TASK OBJECTIVE: Every line in the listing is to be echoed verbatim.

MATERIAL SUPPLIED:
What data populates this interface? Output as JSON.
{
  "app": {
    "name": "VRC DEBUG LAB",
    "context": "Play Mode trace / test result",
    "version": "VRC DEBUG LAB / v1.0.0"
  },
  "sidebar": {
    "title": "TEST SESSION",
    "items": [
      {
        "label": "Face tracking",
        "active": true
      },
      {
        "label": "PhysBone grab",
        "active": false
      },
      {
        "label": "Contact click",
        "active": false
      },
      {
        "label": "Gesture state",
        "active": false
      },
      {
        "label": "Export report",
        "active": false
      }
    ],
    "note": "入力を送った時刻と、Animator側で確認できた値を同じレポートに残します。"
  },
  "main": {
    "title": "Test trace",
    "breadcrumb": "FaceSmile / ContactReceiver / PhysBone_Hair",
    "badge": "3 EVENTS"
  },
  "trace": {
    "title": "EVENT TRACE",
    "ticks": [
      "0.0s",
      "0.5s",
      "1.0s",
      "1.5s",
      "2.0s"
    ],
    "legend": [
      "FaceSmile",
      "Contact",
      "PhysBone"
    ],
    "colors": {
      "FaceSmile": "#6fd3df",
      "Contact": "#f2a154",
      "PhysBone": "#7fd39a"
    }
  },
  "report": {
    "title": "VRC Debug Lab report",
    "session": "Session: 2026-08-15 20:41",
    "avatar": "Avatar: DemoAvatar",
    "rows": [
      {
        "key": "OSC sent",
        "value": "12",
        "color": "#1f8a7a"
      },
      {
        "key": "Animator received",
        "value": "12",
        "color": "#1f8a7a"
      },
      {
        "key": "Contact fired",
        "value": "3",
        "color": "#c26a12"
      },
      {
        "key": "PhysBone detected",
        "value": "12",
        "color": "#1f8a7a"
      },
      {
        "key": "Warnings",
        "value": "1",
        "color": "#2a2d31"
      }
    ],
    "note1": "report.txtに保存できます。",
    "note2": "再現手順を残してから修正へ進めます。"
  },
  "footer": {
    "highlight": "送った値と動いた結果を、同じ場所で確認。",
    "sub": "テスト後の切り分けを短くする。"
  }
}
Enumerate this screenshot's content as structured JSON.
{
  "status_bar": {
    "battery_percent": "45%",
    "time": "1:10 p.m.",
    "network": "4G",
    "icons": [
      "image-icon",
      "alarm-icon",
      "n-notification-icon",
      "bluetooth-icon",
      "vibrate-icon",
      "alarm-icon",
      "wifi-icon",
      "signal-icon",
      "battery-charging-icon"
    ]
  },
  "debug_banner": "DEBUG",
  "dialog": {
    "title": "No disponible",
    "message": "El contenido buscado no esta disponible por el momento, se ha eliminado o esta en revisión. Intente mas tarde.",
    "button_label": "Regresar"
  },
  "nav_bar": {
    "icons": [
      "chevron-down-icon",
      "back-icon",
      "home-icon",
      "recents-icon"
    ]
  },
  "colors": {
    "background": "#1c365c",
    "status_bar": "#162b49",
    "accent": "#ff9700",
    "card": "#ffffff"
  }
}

EXERCISE RESPONSE:
What data populates this interface? Output as JSON.
{
  "app": {
    "name": "VRC DEBUG LAB",
    "context": "Play Mode trace / test result",
    "version": "VRC DEBUG LAB / v1.0.0"
  },
  "sidebar": {
    "title": "TEST SESSION",
    "items": [
      {
        "label": "Face tracking",
        "active": true
      },
      {
        "label": "PhysBone grab",
        "active": false
      },
      {
        "label": "Contact click",
        "active": false
      },
      {
        "label": "Gesture state",
        "active": false
      },
      {
        "label": "Export report",
        "active": false
      }
    ],
    "note": "入力を送った時刻と、Animator側で確認できた値を同じレポートに残します。"
  },
  "main": {
    "title": "Test trace",
    "breadcrumb": "FaceSmile / ContactReceiver / PhysBone_Hair",
    "badge": "3 EVENTS"
  },
  "trace": {
    "title": "EVENT TRACE",
    "ticks": [
      "0.0s",
      "0.5s",
      "1.0s",
      "1.5s",
      "2.0s"
    ],
    "legend": [
      "FaceSmile",
      "Contact",
      "PhysBone"
    ],
    "colors": {
      "FaceSmile": "#6fd3df",
      "Contact": "#f2a154",
      "PhysBone": "#7fd39a"
    }
  },
  "report": {
    "title": "VRC Debug Lab report",
    "session": "Session: 2026-08-15 20:41",
    "avatar": "Avatar: DemoAvatar",
    "rows": [
      {
        "key": "OSC sent",
        "value": "12",
        "color": "#1f8a7a"
      },
      {
        "key": "Animator received",
        "value": "12",
        "color": "#1f8a7a"
      },
      {
        "key": "Contact fired",
        "value": "3",
        "color": "#c26a12"
      },
      {
        "key": "PhysBone detected",
        "value": "12",
        "color": "#1f8a7a"
      },
      {
        "key": "Warnings",
        "value": "1",
        "color": "#2a2d31"
      }
    ],
    "note1": "report.txtに保存できます。",
    "note2": "再現手順を残してから修正へ進めます。"
  },
  "footer": {
    "highlight": "送った値と動いた結果を、同じ場所で確認。",
    "sub": "テスト後の切り分けを短くする。"
  }
}
Enumerate this screenshot's content as structured JSON.
{
  "status_bar": {
    "battery_percent": "45%",
    "time": "1:10 p.m.",
    "network": "4G",
    "icons": [
      "image-icon",
      "alarm-icon",
      "n-notification-icon",
      "bluetooth-icon",
      "vibrate-icon",
      "alarm-icon",
      "wifi-icon",
      "signal-icon",
      "battery-charging-icon"
    ]
  },
  "debug_banner": "DEBUG",
  "dialog": {
    "title": "No disponible",
    "message": "El contenido buscado no esta disponible por el momento, se ha eliminado o esta en revisión. Intente mas tarde.",
    "button_label": "Regresar"
  },
  "nav_bar": {
    "icons": [
      "chevron-down-icon",
      "back-icon",
      "home-icon",
      "recents-icon"
    ]
  },
  "colors": {
    "background": "#1c365c",
    "status_bar": "#162b49",
    "accent": "#ff9700",
    "card": "#ffffff"
  }
}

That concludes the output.